- **Set exercise**:
Examine the material below. Gather every line in which the string "title" appears.

Source records
━━━━━━━━━━━━━━━━━━━━━━━━━━━━━━

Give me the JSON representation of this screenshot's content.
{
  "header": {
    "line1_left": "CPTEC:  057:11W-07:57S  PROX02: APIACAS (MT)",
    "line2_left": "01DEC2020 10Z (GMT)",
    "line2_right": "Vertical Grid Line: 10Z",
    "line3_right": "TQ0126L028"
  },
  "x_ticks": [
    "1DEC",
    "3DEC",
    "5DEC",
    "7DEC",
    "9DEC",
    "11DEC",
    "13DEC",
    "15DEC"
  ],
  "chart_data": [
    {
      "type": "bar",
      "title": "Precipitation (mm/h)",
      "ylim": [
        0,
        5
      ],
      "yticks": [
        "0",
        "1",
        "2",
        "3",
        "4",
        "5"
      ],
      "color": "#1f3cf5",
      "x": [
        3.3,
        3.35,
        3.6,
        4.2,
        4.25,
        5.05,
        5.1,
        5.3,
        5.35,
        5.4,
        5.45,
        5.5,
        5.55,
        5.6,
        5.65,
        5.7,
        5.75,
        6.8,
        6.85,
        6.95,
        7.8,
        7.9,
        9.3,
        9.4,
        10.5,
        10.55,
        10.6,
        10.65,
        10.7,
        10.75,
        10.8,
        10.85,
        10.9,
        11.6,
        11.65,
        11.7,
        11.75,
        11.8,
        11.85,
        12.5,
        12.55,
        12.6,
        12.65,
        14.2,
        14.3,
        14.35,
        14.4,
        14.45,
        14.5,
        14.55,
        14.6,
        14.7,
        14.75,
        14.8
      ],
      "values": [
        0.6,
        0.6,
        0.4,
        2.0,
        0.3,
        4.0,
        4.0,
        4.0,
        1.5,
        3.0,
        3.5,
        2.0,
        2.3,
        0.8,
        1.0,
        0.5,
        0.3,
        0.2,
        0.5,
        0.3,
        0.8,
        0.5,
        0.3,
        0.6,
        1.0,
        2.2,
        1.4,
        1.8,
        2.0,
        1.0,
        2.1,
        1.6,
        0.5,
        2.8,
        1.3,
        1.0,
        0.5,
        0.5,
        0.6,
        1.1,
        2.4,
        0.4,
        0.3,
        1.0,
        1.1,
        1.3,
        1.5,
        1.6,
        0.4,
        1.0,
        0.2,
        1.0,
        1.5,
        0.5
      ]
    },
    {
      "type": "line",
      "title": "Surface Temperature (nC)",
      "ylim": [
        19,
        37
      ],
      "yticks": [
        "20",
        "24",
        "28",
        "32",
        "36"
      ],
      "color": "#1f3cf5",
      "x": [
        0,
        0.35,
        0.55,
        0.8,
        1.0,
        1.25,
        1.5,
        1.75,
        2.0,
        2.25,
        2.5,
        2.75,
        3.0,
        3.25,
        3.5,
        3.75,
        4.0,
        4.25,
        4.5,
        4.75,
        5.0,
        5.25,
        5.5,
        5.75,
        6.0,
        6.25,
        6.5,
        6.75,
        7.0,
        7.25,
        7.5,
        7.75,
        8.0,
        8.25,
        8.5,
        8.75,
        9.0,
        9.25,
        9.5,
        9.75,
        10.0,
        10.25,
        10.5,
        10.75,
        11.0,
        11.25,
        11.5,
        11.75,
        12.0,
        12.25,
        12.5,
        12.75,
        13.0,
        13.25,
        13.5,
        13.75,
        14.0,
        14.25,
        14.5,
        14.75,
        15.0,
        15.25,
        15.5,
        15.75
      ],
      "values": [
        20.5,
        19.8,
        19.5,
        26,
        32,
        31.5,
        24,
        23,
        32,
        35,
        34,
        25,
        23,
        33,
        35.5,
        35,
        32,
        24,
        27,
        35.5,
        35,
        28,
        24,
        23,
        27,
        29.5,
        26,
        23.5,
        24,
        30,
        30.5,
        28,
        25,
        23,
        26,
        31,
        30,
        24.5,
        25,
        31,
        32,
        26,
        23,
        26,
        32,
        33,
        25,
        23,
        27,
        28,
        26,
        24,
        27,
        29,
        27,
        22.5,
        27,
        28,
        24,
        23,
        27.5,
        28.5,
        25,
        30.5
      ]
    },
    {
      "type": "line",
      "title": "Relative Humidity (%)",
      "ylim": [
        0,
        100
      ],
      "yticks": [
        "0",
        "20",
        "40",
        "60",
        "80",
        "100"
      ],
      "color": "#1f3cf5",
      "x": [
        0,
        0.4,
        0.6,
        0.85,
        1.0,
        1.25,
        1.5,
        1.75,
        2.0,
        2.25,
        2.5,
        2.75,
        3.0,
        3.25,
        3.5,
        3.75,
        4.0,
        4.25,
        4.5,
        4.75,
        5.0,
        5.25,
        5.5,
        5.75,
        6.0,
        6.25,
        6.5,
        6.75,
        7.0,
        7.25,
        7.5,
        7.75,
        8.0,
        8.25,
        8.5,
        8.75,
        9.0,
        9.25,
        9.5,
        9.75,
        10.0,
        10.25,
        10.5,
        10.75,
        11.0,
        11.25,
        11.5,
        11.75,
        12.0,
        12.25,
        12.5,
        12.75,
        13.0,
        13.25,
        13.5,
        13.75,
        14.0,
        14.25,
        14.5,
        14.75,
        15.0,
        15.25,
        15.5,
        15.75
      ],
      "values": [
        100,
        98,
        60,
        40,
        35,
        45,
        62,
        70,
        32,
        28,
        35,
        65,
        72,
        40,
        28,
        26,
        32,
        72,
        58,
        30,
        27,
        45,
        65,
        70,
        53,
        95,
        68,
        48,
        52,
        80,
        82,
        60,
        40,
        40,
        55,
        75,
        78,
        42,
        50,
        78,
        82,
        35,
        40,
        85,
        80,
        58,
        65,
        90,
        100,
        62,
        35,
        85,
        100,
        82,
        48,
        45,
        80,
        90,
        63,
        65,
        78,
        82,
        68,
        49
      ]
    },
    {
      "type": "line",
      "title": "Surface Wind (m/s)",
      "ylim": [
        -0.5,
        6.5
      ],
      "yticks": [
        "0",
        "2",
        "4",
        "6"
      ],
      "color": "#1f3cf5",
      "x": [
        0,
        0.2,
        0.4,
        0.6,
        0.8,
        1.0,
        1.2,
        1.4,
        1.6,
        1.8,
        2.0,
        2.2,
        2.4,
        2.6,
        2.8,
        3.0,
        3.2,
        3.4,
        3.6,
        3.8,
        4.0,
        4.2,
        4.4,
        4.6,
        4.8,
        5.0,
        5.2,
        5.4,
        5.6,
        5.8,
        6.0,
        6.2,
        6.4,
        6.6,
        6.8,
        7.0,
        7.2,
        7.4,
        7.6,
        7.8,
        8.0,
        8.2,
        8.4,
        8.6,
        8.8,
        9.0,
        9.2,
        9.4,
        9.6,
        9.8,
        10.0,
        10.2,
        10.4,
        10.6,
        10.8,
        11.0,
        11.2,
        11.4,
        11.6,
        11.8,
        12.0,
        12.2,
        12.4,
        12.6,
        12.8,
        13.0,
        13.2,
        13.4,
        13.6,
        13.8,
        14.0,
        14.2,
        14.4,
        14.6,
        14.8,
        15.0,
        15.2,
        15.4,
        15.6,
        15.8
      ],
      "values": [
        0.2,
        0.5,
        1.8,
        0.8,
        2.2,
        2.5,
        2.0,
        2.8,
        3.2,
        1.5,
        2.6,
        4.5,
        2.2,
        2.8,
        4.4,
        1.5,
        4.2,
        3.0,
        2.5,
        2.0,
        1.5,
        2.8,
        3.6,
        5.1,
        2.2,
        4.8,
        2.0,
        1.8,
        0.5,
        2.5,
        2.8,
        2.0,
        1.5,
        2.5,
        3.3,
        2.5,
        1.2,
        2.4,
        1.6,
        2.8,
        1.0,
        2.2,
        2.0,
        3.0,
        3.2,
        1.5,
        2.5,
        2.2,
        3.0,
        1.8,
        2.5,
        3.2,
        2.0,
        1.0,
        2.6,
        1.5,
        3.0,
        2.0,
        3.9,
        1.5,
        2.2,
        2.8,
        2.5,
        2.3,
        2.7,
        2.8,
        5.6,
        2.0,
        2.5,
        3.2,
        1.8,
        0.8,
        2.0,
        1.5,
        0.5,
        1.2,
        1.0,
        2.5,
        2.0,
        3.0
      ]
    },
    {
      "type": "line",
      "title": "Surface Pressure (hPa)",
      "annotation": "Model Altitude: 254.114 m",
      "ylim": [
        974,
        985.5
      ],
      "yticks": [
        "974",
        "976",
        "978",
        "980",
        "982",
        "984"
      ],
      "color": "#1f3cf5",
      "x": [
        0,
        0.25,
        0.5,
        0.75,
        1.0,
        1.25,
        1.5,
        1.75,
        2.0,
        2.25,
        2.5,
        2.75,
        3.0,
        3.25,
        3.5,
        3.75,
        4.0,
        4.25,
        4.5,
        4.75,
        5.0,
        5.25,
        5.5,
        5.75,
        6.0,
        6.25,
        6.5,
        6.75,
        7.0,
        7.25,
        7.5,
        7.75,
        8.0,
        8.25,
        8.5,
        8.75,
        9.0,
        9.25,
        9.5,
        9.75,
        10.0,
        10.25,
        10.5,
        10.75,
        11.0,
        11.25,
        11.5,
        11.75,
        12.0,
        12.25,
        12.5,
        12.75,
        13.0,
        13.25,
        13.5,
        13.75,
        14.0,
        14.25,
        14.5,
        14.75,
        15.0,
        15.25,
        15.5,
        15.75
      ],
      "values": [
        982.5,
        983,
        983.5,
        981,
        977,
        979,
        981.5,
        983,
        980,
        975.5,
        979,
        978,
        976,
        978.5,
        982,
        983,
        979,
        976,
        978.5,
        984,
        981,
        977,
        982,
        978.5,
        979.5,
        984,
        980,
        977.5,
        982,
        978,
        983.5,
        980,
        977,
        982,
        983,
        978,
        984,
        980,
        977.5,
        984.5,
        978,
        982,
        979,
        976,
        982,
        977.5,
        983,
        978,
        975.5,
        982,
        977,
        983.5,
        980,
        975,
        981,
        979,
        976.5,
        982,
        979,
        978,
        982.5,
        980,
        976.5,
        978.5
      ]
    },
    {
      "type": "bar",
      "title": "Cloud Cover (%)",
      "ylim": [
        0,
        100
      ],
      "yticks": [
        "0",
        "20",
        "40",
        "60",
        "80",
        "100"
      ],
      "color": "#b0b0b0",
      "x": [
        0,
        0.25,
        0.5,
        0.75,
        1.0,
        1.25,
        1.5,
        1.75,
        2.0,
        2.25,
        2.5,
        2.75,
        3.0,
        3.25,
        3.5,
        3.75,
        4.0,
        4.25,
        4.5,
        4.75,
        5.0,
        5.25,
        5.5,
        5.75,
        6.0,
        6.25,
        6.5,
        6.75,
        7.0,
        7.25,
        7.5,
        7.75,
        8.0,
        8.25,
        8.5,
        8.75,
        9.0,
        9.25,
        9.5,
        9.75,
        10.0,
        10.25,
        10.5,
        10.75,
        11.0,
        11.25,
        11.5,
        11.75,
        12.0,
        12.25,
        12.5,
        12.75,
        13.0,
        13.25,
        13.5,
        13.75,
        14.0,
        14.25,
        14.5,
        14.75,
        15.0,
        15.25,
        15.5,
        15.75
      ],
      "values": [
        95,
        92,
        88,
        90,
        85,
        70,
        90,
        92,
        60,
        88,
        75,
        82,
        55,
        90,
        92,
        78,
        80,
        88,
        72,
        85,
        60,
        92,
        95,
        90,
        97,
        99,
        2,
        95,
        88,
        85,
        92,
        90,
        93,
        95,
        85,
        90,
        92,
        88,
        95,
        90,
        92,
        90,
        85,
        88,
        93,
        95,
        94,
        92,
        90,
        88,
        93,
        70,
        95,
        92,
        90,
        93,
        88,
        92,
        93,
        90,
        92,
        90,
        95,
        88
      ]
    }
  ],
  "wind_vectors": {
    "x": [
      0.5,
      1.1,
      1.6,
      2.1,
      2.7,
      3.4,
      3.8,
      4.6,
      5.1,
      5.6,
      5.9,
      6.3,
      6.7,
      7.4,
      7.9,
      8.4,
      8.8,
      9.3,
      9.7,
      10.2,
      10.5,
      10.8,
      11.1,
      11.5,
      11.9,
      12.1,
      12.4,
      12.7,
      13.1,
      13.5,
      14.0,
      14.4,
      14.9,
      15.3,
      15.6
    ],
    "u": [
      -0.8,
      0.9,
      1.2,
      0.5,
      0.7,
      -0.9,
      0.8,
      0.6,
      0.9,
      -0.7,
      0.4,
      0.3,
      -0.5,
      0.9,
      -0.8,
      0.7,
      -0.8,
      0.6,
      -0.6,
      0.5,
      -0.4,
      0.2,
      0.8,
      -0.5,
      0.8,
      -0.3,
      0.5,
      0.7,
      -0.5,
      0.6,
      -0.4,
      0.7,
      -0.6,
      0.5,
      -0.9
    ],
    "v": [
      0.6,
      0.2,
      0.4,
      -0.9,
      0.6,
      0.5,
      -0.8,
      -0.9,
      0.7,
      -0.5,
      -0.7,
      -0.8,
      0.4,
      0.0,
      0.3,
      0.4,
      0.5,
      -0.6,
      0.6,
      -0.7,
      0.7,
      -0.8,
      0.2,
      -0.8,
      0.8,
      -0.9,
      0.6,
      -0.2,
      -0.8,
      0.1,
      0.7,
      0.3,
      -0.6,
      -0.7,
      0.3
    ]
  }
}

━━━━━━━━━━━━━━━━━━━━━━━━━━━━━━

- **Answer to this exercise**:
      "title": "Precipitation (mm/h)",
      "title": "Surface Temperature (nC)",
      "title": "Relative Humidity (%)",
      "title": "Surface Wind (m/s)",
      "title": "Surface Pressure (hPa)",
      "title": "Cloud Cover (%)",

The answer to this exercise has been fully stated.